*Instructions for the task*
Put every line of the rows, from the first one through the line containing "x1, y1] format, (0,0) is top-left.", into a JSON list of strings with one string per line. Include both end lines and skip any blank lines.

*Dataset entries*
============================================================
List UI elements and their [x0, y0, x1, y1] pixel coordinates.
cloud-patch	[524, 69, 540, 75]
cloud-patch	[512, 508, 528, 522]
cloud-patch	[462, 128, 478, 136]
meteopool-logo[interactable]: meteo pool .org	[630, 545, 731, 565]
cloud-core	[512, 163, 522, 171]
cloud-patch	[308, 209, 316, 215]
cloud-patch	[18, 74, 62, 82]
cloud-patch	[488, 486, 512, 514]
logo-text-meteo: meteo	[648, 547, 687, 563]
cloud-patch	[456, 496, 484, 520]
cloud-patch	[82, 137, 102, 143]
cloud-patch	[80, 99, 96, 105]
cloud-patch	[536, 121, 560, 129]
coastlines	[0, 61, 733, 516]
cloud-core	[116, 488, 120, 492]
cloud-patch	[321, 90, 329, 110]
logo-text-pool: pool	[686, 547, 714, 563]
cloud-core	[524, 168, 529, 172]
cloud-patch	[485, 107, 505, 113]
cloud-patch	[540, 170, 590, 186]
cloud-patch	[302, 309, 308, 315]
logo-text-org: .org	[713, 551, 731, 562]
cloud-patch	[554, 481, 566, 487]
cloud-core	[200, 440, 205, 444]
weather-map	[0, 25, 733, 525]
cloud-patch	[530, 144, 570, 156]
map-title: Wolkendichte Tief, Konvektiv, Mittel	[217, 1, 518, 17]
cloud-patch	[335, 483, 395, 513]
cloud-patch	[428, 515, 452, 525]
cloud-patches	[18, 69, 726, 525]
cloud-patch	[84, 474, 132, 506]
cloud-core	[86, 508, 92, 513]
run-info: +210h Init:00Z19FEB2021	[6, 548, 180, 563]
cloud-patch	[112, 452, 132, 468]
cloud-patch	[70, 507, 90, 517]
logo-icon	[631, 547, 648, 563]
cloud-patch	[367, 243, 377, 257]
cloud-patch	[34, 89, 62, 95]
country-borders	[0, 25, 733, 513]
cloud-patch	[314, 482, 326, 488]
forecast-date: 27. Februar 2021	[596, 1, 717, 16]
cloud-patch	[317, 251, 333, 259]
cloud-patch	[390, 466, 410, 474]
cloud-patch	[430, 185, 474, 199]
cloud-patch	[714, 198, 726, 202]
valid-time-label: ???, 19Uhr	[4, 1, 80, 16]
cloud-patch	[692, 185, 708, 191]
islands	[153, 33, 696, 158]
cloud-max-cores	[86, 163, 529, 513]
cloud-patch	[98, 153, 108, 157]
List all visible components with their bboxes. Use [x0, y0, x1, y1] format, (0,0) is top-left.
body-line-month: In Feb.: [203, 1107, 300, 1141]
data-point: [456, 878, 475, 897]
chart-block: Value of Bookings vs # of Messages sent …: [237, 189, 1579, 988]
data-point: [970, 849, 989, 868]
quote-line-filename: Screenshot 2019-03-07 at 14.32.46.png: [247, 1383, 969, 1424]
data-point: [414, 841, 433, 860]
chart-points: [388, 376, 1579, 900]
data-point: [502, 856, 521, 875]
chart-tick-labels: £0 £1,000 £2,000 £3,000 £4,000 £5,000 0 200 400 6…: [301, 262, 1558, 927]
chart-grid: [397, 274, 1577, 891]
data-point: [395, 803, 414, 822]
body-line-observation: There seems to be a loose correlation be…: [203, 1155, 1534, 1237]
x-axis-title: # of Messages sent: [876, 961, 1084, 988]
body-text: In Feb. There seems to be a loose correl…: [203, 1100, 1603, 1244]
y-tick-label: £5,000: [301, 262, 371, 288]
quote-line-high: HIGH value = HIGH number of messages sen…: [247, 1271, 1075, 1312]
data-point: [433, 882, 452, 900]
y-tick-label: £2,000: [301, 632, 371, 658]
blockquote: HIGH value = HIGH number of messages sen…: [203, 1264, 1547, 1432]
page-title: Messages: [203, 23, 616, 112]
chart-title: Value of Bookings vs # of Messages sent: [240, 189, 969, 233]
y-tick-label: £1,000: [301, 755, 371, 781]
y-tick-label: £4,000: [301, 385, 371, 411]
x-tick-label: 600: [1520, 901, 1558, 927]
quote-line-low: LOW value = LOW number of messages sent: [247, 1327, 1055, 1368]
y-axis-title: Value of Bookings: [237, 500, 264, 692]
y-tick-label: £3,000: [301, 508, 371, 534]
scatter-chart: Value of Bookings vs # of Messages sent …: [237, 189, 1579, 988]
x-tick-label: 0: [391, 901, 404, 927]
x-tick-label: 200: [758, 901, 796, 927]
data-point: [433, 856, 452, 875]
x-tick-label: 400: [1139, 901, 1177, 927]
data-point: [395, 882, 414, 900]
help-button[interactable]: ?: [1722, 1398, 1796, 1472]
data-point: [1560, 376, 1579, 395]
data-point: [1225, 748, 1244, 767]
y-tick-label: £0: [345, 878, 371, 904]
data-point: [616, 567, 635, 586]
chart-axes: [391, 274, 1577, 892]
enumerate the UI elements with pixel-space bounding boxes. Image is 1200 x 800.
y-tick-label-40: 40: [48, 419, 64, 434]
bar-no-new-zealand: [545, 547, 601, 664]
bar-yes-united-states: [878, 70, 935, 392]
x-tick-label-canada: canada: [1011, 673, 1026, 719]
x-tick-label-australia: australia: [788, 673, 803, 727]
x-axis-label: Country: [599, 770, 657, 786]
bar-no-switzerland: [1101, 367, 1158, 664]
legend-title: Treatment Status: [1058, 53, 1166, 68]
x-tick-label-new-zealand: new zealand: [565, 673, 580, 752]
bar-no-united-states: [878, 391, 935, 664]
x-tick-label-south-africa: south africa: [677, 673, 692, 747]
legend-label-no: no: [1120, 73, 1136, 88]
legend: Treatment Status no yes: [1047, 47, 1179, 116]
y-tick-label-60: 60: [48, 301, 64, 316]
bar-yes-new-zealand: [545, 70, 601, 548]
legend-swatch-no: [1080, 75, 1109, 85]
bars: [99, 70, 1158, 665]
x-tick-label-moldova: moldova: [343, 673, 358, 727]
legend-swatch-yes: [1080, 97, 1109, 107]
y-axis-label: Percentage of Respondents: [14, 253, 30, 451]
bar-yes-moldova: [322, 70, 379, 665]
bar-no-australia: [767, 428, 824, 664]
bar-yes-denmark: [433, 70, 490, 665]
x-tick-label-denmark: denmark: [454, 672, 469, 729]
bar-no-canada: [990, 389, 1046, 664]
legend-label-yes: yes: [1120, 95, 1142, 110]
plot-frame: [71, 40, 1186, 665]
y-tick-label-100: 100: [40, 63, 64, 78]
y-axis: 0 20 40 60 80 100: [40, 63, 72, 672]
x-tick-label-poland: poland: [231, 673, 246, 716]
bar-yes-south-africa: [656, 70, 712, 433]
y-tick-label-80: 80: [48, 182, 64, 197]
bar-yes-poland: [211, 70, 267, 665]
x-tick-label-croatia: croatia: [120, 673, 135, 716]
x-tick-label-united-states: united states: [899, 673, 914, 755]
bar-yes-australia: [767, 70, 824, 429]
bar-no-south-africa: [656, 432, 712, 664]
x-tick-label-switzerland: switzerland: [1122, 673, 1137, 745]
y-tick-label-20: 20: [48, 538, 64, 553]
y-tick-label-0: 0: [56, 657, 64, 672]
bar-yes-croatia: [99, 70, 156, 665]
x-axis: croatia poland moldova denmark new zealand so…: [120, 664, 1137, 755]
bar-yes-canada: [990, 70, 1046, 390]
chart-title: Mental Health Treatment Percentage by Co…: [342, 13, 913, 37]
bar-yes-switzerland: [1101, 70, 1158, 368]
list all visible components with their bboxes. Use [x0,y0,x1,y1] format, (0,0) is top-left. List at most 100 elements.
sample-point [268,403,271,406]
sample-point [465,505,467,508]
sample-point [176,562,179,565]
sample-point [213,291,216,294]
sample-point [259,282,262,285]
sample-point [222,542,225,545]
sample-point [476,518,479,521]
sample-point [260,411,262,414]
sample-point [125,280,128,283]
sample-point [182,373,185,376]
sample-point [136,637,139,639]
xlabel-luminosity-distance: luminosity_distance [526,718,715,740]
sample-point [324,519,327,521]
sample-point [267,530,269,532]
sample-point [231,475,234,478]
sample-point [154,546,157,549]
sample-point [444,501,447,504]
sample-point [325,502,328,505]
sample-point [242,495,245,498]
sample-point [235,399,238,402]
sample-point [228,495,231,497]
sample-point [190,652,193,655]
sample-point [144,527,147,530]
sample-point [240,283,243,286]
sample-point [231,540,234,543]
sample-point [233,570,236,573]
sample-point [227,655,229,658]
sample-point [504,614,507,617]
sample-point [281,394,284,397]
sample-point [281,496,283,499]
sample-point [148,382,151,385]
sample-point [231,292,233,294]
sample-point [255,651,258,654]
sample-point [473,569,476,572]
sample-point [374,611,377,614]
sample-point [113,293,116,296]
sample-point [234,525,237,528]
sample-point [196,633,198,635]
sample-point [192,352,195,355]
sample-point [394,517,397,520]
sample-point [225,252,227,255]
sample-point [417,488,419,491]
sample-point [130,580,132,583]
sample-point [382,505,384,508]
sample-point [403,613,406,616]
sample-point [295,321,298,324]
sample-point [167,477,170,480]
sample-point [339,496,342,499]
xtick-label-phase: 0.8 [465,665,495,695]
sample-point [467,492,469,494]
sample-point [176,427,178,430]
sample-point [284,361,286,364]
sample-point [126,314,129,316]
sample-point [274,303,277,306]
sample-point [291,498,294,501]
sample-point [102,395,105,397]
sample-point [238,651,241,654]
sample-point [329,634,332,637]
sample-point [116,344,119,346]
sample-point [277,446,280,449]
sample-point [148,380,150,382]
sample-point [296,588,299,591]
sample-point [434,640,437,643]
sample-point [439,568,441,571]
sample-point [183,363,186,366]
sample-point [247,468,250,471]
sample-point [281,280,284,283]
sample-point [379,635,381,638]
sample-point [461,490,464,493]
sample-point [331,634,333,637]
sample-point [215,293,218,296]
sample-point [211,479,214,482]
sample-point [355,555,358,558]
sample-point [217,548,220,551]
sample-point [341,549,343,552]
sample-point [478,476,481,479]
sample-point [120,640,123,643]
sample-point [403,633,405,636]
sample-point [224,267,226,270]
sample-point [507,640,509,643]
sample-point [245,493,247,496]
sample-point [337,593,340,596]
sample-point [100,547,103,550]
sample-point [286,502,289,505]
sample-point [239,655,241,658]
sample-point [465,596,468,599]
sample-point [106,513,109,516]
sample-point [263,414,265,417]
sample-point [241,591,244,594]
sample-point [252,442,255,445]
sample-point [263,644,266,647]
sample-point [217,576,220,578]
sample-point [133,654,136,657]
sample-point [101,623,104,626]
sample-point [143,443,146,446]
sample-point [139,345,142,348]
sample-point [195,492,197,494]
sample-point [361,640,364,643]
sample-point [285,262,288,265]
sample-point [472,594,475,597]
============================================================
*Response to this task*
[
  "List UI elements and their [x0, y0, x1, y1] pixel coordinates.",
  "cloud-patch\t[524, 69, 540, 75]",
  "cloud-patch\t[512, 508, 528, 522]",
  "cloud-patch\t[462, 128, 478, 136]",
  "meteopool-logo[interactable]: meteo pool .org\t[630, 545, 731, 565]",
  "cloud-core\t[512, 163, 522, 171]",
  "cloud-patch\t[308, 209, 316, 215]",
  "cloud-patch\t[18, 74, 62, 82]",
  "cloud-patch\t[488, 486, 512, 514]",
  "logo-text-meteo: meteo\t[648, 547, 687, 563]",
  "cloud-patch\t[456, 496, 484, 520]",
  "cloud-patch\t[82, 137, 102, 143]",
  "cloud-patch\t[80, 99, 96, 105]",
  "cloud-patch\t[536, 121, 560, 129]",
  "coastlines\t[0, 61, 733, 516]",
  "cloud-core\t[116, 488, 120, 492]",
  "cloud-patch\t[321, 90, 329, 110]",
  "logo-text-pool: pool\t[686, 547, 714, 563]",
  "cloud-core\t[524, 168, 529, 172]",
  "cloud-patch\t[485, 107, 505, 113]",
  "cloud-patch\t[540, 170, 590, 186]",
  "cloud-patch\t[302, 309, 308, 315]",
  "logo-text-org: .org\t[713, 551, 731, 562]",
  "cloud-patch\t[554, 481, 566, 487]",
  "cloud-core\t[200, 440, 205, 444]",
  "weather-map\t[0, 25, 733, 525]",
  "cloud-patch\t[530, 144, 570, 156]",
  "map-title: Wolkendichte Tief, Konvektiv, Mittel\t[217, 1, 518, 17]",
  "cloud-patch\t[335, 483, 395, 513]",
  "cloud-patch\t[428, 515, 452, 525]",
  "cloud-patches\t[18, 69, 726, 525]",
  "cloud-patch\t[84, 474, 132, 506]",
  "cloud-core\t[86, 508, 92, 513]",
  "run-info: +210h Init:00Z19FEB2021\t[6, 548, 180, 563]",
  "cloud-patch\t[112, 452, 132, 468]",
  "cloud-patch\t[70, 507, 90, 517]",
  "logo-icon\t[631, 547, 648, 563]",
  "cloud-patch\t[367, 243, 377, 257]",
  "cloud-patch\t[34, 89, 62, 95]",
  "country-borders\t[0, 25, 733, 513]",
  "cloud-patch\t[314, 482, 326, 488]",
  "forecast-date: 27. Februar 2021\t[596, 1, 717, 16]",
  "cloud-patch\t[317, 251, 333, 259]",
  "cloud-patch\t[390, 466, 410, 474]",
  "cloud-patch\t[430, 185, 474, 199]",
  "cloud-patch\t[714, 198, 726, 202]",
  "valid-time-label: ???, 19Uhr\t[4, 1, 80, 16]",
  "cloud-patch\t[692, 185, 708, 191]",
  "islands\t[153, 33, 696, 158]",
  "cloud-max-cores\t[86, 163, 529, 513]",
  "cloud-patch\t[98, 153, 108, 157]",
  "List all visible components with their bboxes. Use [x0, y0, x1, y1] format, (0,0) is top-left."
]